▶ **WORK INSTRUCTIONS**:
Identify all lines in the data containing the string "impuestos". Copy them out.

----- MATERIAL FOR THIS TASK -----

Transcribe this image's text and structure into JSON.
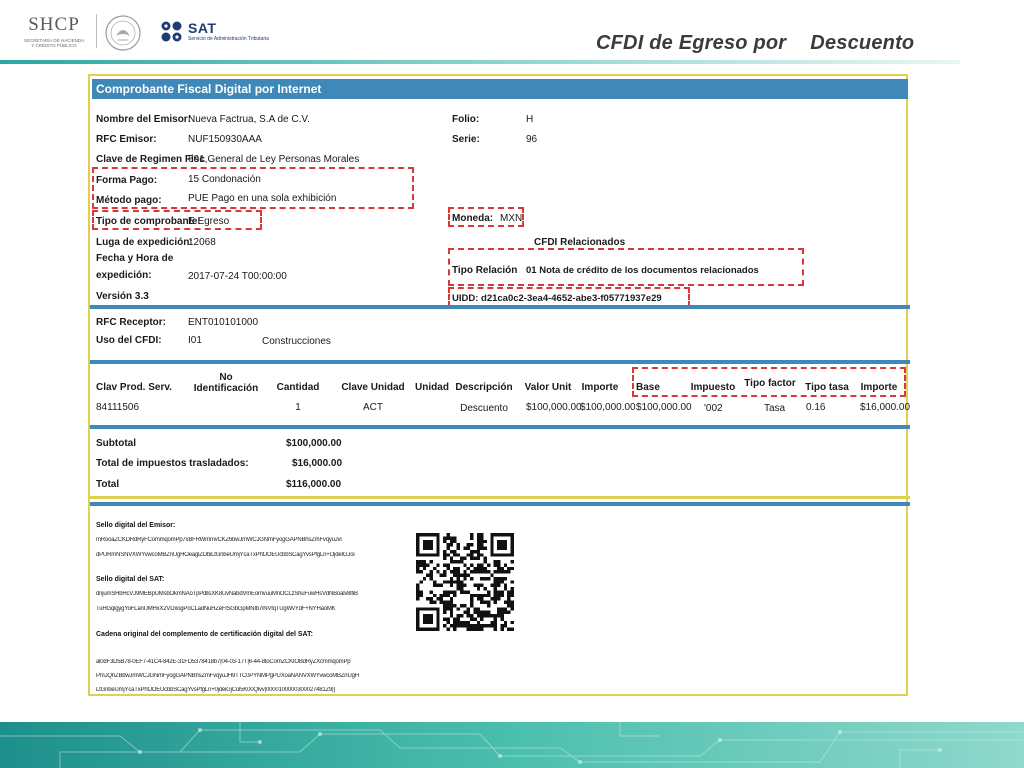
{
  "header": {
    "shcp_word": "SHCP",
    "shcp_sub_1": "SECRETARÍA DE HACIENDA",
    "shcp_sub_2": "Y CRÉDITO PÚBLICO",
    "sat_word": "SAT",
    "sat_sub": "Servicio de Administración Tributaria",
    "title_a": "CFDI de Egreso por",
    "title_b": "Descuento"
  },
  "document": {
    "heading": "Comprobante Fiscal Digital por Internet",
    "emisor": {
      "nombre_label": "Nombre del Emisor:",
      "nombre": "Nueva Factrua, S.A de C.V.",
      "rfc_label": "RFC Emisor:",
      "rfc": "NUF150930AAA",
      "regimen_label": "Clave de Regimen Fisc",
      "regimen": "601,General de Ley Personas Morales",
      "forma_label": "Forma Pago:",
      "forma": "15 Condonación",
      "metodo_label": "Método pago:",
      "metodo": "PUE Pago en una sola exhibición",
      "tipo_label": "Tipo de comprobante:",
      "tipo": "E Egreso",
      "lugar_label": "Luga de expedición:",
      "lugar": "12068",
      "fecha_label_1": "Fecha y Hora de",
      "fecha_label_2": "expedición:",
      "fecha": "2017-07-24 T00:00:00",
      "version": "Versión 3.3"
    },
    "right": {
      "folio_label": "Folio:",
      "folio": "H",
      "serie_label": "Serie:",
      "serie": "96",
      "moneda_label": "Moneda:",
      "moneda": "MXN",
      "cfdi_rel": "CFDI Relacionados",
      "tipo_rel_label": "Tipo Relación",
      "tipo_rel": "01 Nota de crédito de los documentos relacionados",
      "uuid": "UIDD: d21ca0c2-3ea4-4652-abe3-f05771937e29"
    },
    "receptor": {
      "rfc_label": "RFC Receptor:",
      "rfc": "ENT010101000",
      "uso_label": "Uso del CFDI:",
      "uso_code": "I01",
      "uso_desc": "Construcciones"
    },
    "concepts": {
      "headers": {
        "clave_prod": "Clav Prod. Serv.",
        "no_ident_1": "No",
        "no_ident_2": "Identificación",
        "cantidad": "Cantidad",
        "clave_unidad": "Clave Unidad",
        "unidad": "Unidad",
        "descripcion": "Descripción",
        "valor_unit": "Valor Unit",
        "importe": "Importe",
        "base": "Base",
        "impuesto": "Impuesto",
        "tipo_factor": "Tipo factor",
        "tipo_tasa": "Tipo tasa",
        "importe_imp": "Importe"
      },
      "row": {
        "clave_prod": "84111506",
        "cantidad": "1",
        "clave_unidad": "ACT",
        "descripcion": "Descuento",
        "valor_unit": "$100,000.00",
        "importe": "$100,000.00",
        "base": "$100,000.00",
        "impuesto": "'002",
        "tipo_factor": "Tasa",
        "tipo_tasa": "0.16",
        "importe_imp": "$16,000.00"
      }
    },
    "totals": {
      "subtotal_label": "Subtotal",
      "subtotal": "$100,000.00",
      "impuestos_label": "Total de impuestos trasladados:",
      "impuestos": "$16,000.00",
      "total_label": "Total",
      "total": "$116,000.00"
    },
    "signatures": {
      "sello_emisor_label": "Sello digital del Emisor:",
      "sello_emisor_1": "mRooaZCKDRdRyFCommqomPp7xBFRWmmvCKZ6bwJmWCJGNmFyogGAPNBhsZmFvqyuJvi",
      "sello_emisor_2": "dPURrnNSNVXWYvwcoMBZnUgHOeaglZDbiLtGnbeUmjYcaTxPhtJOEUcbbSCagYvsPfgLn+OjdeIGJoi",
      "sello_sat_label": "Sello digital del SAT:",
      "sello_sat_1": "dnjumSHbHcVJ9MEBpUMsbOkmNAoTpPdllsXK8UvNabdVmEomvuuMnOCLzShuFuwHsVdNBoalv8lfiB",
      "sello_sat_2": "TuHGqlgygYoFLanUMHxX2VDxogPoCLadNuHZeFlSGbGpMNIb7lNVfqTUgWvYdF+NYHaoMK",
      "cadena_label": "Cadena original del complemento de certificación digital del SAT:",
      "cadena_1": "al0dF3D5B78-0EF7-41C4-842E-31FD5378418b7|04-03-17T|6-44-8toComZCKIOBdRyZXcmmqomPp",
      "cadena_2": "PmJQhZBbwJmWCJGNmFyogGAPNBhsZmFvqyuJH9TTC0PYNMPgPUXoaNANVXWYvwcoMBZnUgH",
      "cadena_3": "LtGnbeUmjYcaTxPhtJOEUcbbSCagYvsPfgLn+0jdeiGjCol5K00Qlvv|0000100000300027481Z9||"
    }
  },
  "colors": {
    "band_blue": "#3f88b8",
    "frame_yellow": "#e2cf4f",
    "highlight_red": "#d93838",
    "header_teal": "#2ba7a4",
    "sat_navy": "#1f3b73"
  }
}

-----

▶ **WRITTEN SOLUTION**:
      "impuestos_label": "Total de impuestos trasladados:",
      "impuestos": "$16,000.00",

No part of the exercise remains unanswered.